[Records excerpted from a collection]

● ● ● ● ● ● ●

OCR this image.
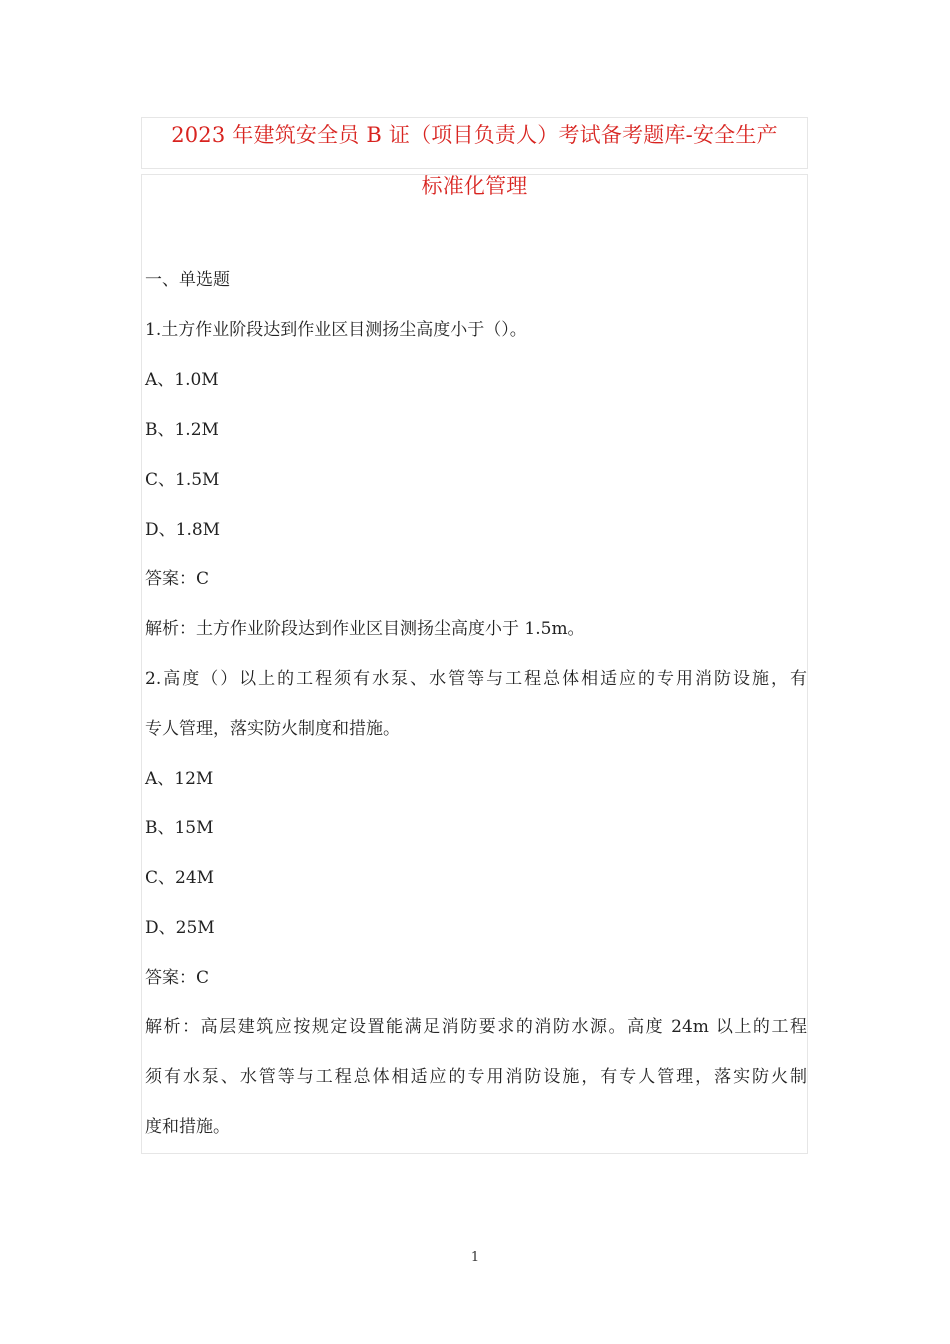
2023 年建筑安全员 B 证（项目负责人）考试备考题库-安全生产
标准化管理
一、单选题
1.土方作业阶段达到作业区目测扬尘高度小于（）。
A、1.0M
B、1.2M
C、1.5M
D、1.8M
答案：C
解析：土方作业阶段达到作业区目测扬尘高度小于 1.5m。
2.高度（）以上的工程须有水泵、水管等与工程总体相适应的专用消防设施，有
专人管理，落实防火制度和措施。
A、12M
B、15M
C、24M
D、25M
答案：C
解析：高层建筑应按规定设置能满足消防要求的消防水源。高度 24m 以上的工程
须有水泵、水管等与工程总体相适应的专用消防设施，有专人管理，落实防火制
度和措施。
1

● ● ● ● ● ● ●

Required task.
The records above need to be restated word for word, with the pictures left out.

Response for this exercise.
OCR this image.
2023 年建筑安全员 B 证（项目负责人）考试备考题库-安全生产
标准化管理
一、单选题
1.土方作业阶段达到作业区目测扬尘高度小于（）。
A、1.0M
B、1.2M
C、1.5M
D、1.8M
答案：C
解析：土方作业阶段达到作业区目测扬尘高度小于 1.5m。
2.高度（）以上的工程须有水泵、水管等与工程总体相适应的专用消防设施，有
专人管理，落实防火制度和措施。
A、12M
B、15M
C、24M
D、25M
答案：C
解析：高层建筑应按规定设置能满足消防要求的消防水源。高度 24m 以上的工程
须有水泵、水管等与工程总体相适应的专用消防设施，有专人管理，落实防火制
度和措施。
1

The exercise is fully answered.